━━━━━ INFORMATION SHOWN ━━━━━

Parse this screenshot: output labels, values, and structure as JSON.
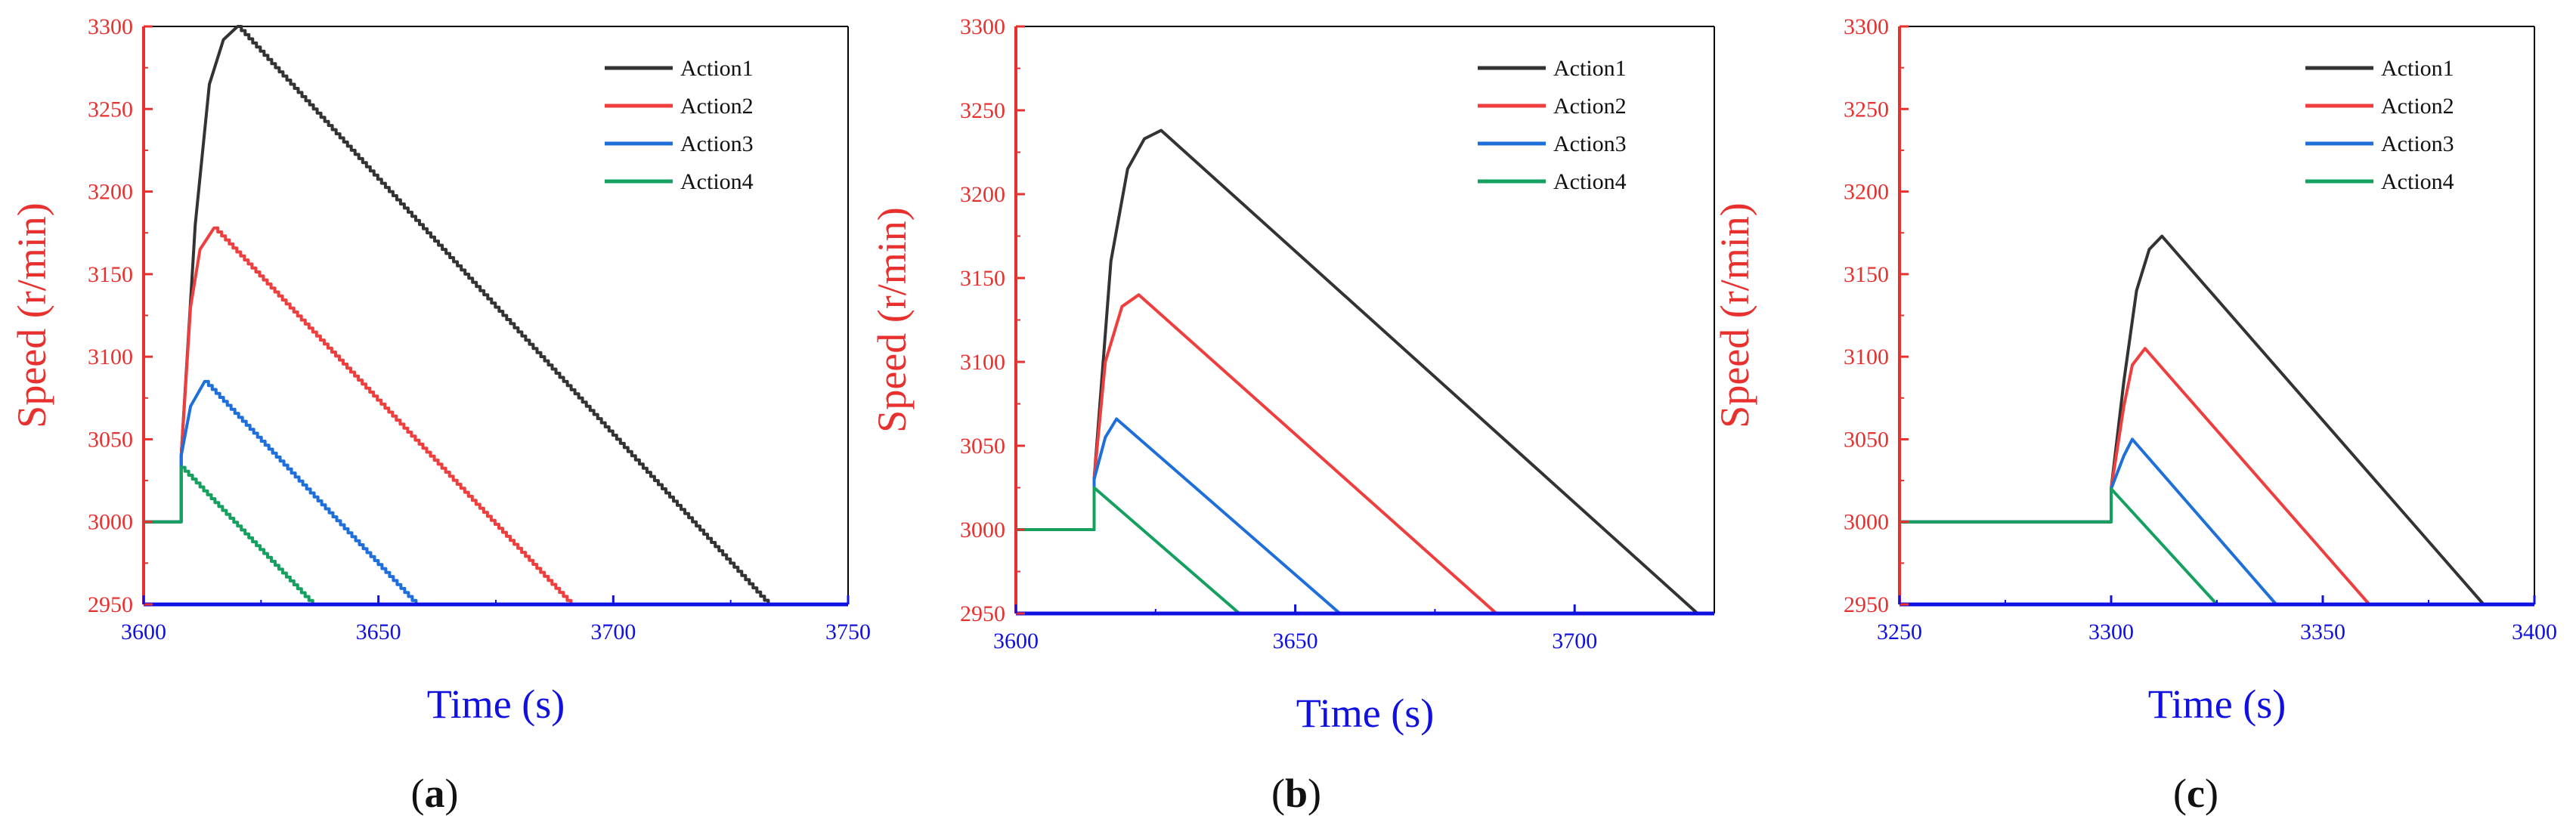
{
  "colors": {
    "y_axis": "#e8312f",
    "x_axis": "#1010e0",
    "series": [
      "#333333",
      "#ef3e3e",
      "#1e6fd9",
      "#15a060"
    ]
  },
  "chart_data": [
    {
      "type": "line",
      "panel_label": "a",
      "xlabel": "Time (s)",
      "ylabel": "Speed (r/min)",
      "xlim": [
        3600,
        3750
      ],
      "ylim": [
        2950,
        3300
      ],
      "xticks": [
        "3600",
        "3650",
        "3700",
        "3750"
      ],
      "yticks": [
        "2950",
        "3000",
        "3050",
        "3100",
        "3150",
        "3200",
        "3250",
        "3300"
      ],
      "stepped": true,
      "legend": [
        "Action1",
        "Action2",
        "Action3",
        "Action4"
      ],
      "series": [
        {
          "name": "Action1",
          "x": [
            3600,
            3608,
            3608,
            3611,
            3614,
            3617,
            3620,
            3733
          ],
          "y": [
            3000,
            3000,
            3040,
            3180,
            3265,
            3292,
            3300,
            2950
          ]
        },
        {
          "name": "Action2",
          "x": [
            3600,
            3608,
            3608,
            3610,
            3612,
            3615,
            3691
          ],
          "y": [
            3000,
            3000,
            3040,
            3130,
            3165,
            3178,
            2950
          ]
        },
        {
          "name": "Action3",
          "x": [
            3600,
            3608,
            3608,
            3610,
            3613,
            3658
          ],
          "y": [
            3000,
            3000,
            3040,
            3070,
            3085,
            2950
          ]
        },
        {
          "name": "Action4",
          "x": [
            3600,
            3608,
            3608,
            3636
          ],
          "y": [
            3000,
            3000,
            3033,
            2950
          ]
        }
      ]
    },
    {
      "type": "line",
      "panel_label": "b",
      "xlabel": "Time (s)",
      "ylabel": "Speed (r/min)",
      "xlim": [
        3600,
        3725
      ],
      "ylim": [
        2950,
        3300
      ],
      "xticks": [
        "3600",
        "3650",
        "3700"
      ],
      "yticks": [
        "2950",
        "3000",
        "3050",
        "3100",
        "3150",
        "3200",
        "3250",
        "3300"
      ],
      "stepped": false,
      "legend": [
        "Action1",
        "Action2",
        "Action3",
        "Action4"
      ],
      "series": [
        {
          "name": "Action1",
          "x": [
            3600,
            3614,
            3614,
            3617,
            3620,
            3623,
            3626,
            3722
          ],
          "y": [
            3000,
            3000,
            3030,
            3160,
            3215,
            3233,
            3238,
            2950
          ]
        },
        {
          "name": "Action2",
          "x": [
            3600,
            3614,
            3614,
            3616,
            3619,
            3622,
            3686
          ],
          "y": [
            3000,
            3000,
            3030,
            3100,
            3133,
            3140,
            2950
          ]
        },
        {
          "name": "Action3",
          "x": [
            3600,
            3614,
            3614,
            3616,
            3618,
            3658
          ],
          "y": [
            3000,
            3000,
            3030,
            3055,
            3066,
            2950
          ]
        },
        {
          "name": "Action4",
          "x": [
            3600,
            3614,
            3614,
            3640
          ],
          "y": [
            3000,
            3000,
            3025,
            2950
          ]
        }
      ]
    },
    {
      "type": "line",
      "panel_label": "c",
      "xlabel": "Time (s)",
      "ylabel": "Speed (r/min)",
      "xlim": [
        3250,
        3400
      ],
      "ylim": [
        2950,
        3300
      ],
      "xticks": [
        "3250",
        "3300",
        "3350",
        "3400"
      ],
      "yticks": [
        "2950",
        "3000",
        "3050",
        "3100",
        "3150",
        "3200",
        "3250",
        "3300"
      ],
      "stepped": false,
      "legend": [
        "Action1",
        "Action2",
        "Action3",
        "Action4"
      ],
      "series": [
        {
          "name": "Action1",
          "x": [
            3250,
            3300,
            3300,
            3303,
            3306,
            3309,
            3312,
            3388
          ],
          "y": [
            3000,
            3000,
            3020,
            3085,
            3140,
            3165,
            3173,
            2950
          ]
        },
        {
          "name": "Action2",
          "x": [
            3250,
            3300,
            3300,
            3303,
            3305,
            3308,
            3361
          ],
          "y": [
            3000,
            3000,
            3020,
            3070,
            3095,
            3105,
            2950
          ]
        },
        {
          "name": "Action3",
          "x": [
            3250,
            3300,
            3300,
            3303,
            3305,
            3339
          ],
          "y": [
            3000,
            3000,
            3020,
            3040,
            3050,
            2950
          ]
        },
        {
          "name": "Action4",
          "x": [
            3250,
            3300,
            3300,
            3325
          ],
          "y": [
            3000,
            3000,
            3020,
            2950
          ]
        }
      ]
    }
  ]
}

━━━━━

Copy the records above exactly. The pictures are not part of the copy.

Parse this screenshot: output labels, values, and structure as JSON.
{
  "colors": {
    "y_axis": "#e8312f",
    "x_axis": "#1010e0",
    "series": [
      "#333333",
      "#ef3e3e",
      "#1e6fd9",
      "#15a060"
    ]
  },
  "chart_data": [
    {
      "type": "line",
      "panel_label": "a",
      "xlabel": "Time (s)",
      "ylabel": "Speed (r/min)",
      "xlim": [
        3600,
        3750
      ],
      "ylim": [
        2950,
        3300
      ],
      "xticks": [
        "3600",
        "3650",
        "3700",
        "3750"
      ],
      "yticks": [
        "2950",
        "3000",
        "3050",
        "3100",
        "3150",
        "3200",
        "3250",
        "3300"
      ],
      "stepped": true,
      "legend": [
        "Action1",
        "Action2",
        "Action3",
        "Action4"
      ],
      "series": [
        {
          "name": "Action1",
          "x": [
            3600,
            3608,
            3608,
            3611,
            3614,
            3617,
            3620,
            3733
          ],
          "y": [
            3000,
            3000,
            3040,
            3180,
            3265,
            3292,
            3300,
            2950
          ]
        },
        {
          "name": "Action2",
          "x": [
            3600,
            3608,
            3608,
            3610,
            3612,
            3615,
            3691
          ],
          "y": [
            3000,
            3000,
            3040,
            3130,
            3165,
            3178,
            2950
          ]
        },
        {
          "name": "Action3",
          "x": [
            3600,
            3608,
            3608,
            3610,
            3613,
            3658
          ],
          "y": [
            3000,
            3000,
            3040,
            3070,
            3085,
            2950
          ]
        },
        {
          "name": "Action4",
          "x": [
            3600,
            3608,
            3608,
            3636
          ],
          "y": [
            3000,
            3000,
            3033,
            2950
          ]
        }
      ]
    },
    {
      "type": "line",
      "panel_label": "b",
      "xlabel": "Time (s)",
      "ylabel": "Speed (r/min)",
      "xlim": [
        3600,
        3725
      ],
      "ylim": [
        2950,
        3300
      ],
      "xticks": [
        "3600",
        "3650",
        "3700"
      ],
      "yticks": [
        "2950",
        "3000",
        "3050",
        "3100",
        "3150",
        "3200",
        "3250",
        "3300"
      ],
      "stepped": false,
      "legend": [
        "Action1",
        "Action2",
        "Action3",
        "Action4"
      ],
      "series": [
        {
          "name": "Action1",
          "x": [
            3600,
            3614,
            3614,
            3617,
            3620,
            3623,
            3626,
            3722
          ],
          "y": [
            3000,
            3000,
            3030,
            3160,
            3215,
            3233,
            3238,
            2950
          ]
        },
        {
          "name": "Action2",
          "x": [
            3600,
            3614,
            3614,
            3616,
            3619,
            3622,
            3686
          ],
          "y": [
            3000,
            3000,
            3030,
            3100,
            3133,
            3140,
            2950
          ]
        },
        {
          "name": "Action3",
          "x": [
            3600,
            3614,
            3614,
            3616,
            3618,
            3658
          ],
          "y": [
            3000,
            3000,
            3030,
            3055,
            3066,
            2950
          ]
        },
        {
          "name": "Action4",
          "x": [
            3600,
            3614,
            3614,
            3640
          ],
          "y": [
            3000,
            3000,
            3025,
            2950
          ]
        }
      ]
    },
    {
      "type": "line",
      "panel_label": "c",
      "xlabel": "Time (s)",
      "ylabel": "Speed (r/min)",
      "xlim": [
        3250,
        3400
      ],
      "ylim": [
        2950,
        3300
      ],
      "xticks": [
        "3250",
        "3300",
        "3350",
        "3400"
      ],
      "yticks": [
        "2950",
        "3000",
        "3050",
        "3100",
        "3150",
        "3200",
        "3250",
        "3300"
      ],
      "stepped": false,
      "legend": [
        "Action1",
        "Action2",
        "Action3",
        "Action4"
      ],
      "series": [
        {
          "name": "Action1",
          "x": [
            3250,
            3300,
            3300,
            3303,
            3306,
            3309,
            3312,
            3388
          ],
          "y": [
            3000,
            3000,
            3020,
            3085,
            3140,
            3165,
            3173,
            2950
          ]
        },
        {
          "name": "Action2",
          "x": [
            3250,
            3300,
            3300,
            3303,
            3305,
            3308,
            3361
          ],
          "y": [
            3000,
            3000,
            3020,
            3070,
            3095,
            3105,
            2950
          ]
        },
        {
          "name": "Action3",
          "x": [
            3250,
            3300,
            3300,
            3303,
            3305,
            3339
          ],
          "y": [
            3000,
            3000,
            3020,
            3040,
            3050,
            2950
          ]
        },
        {
          "name": "Action4",
          "x": [
            3250,
            3300,
            3300,
            3325
          ],
          "y": [
            3000,
            3000,
            3020,
            2950
          ]
        }
      ]
    }
  ]
}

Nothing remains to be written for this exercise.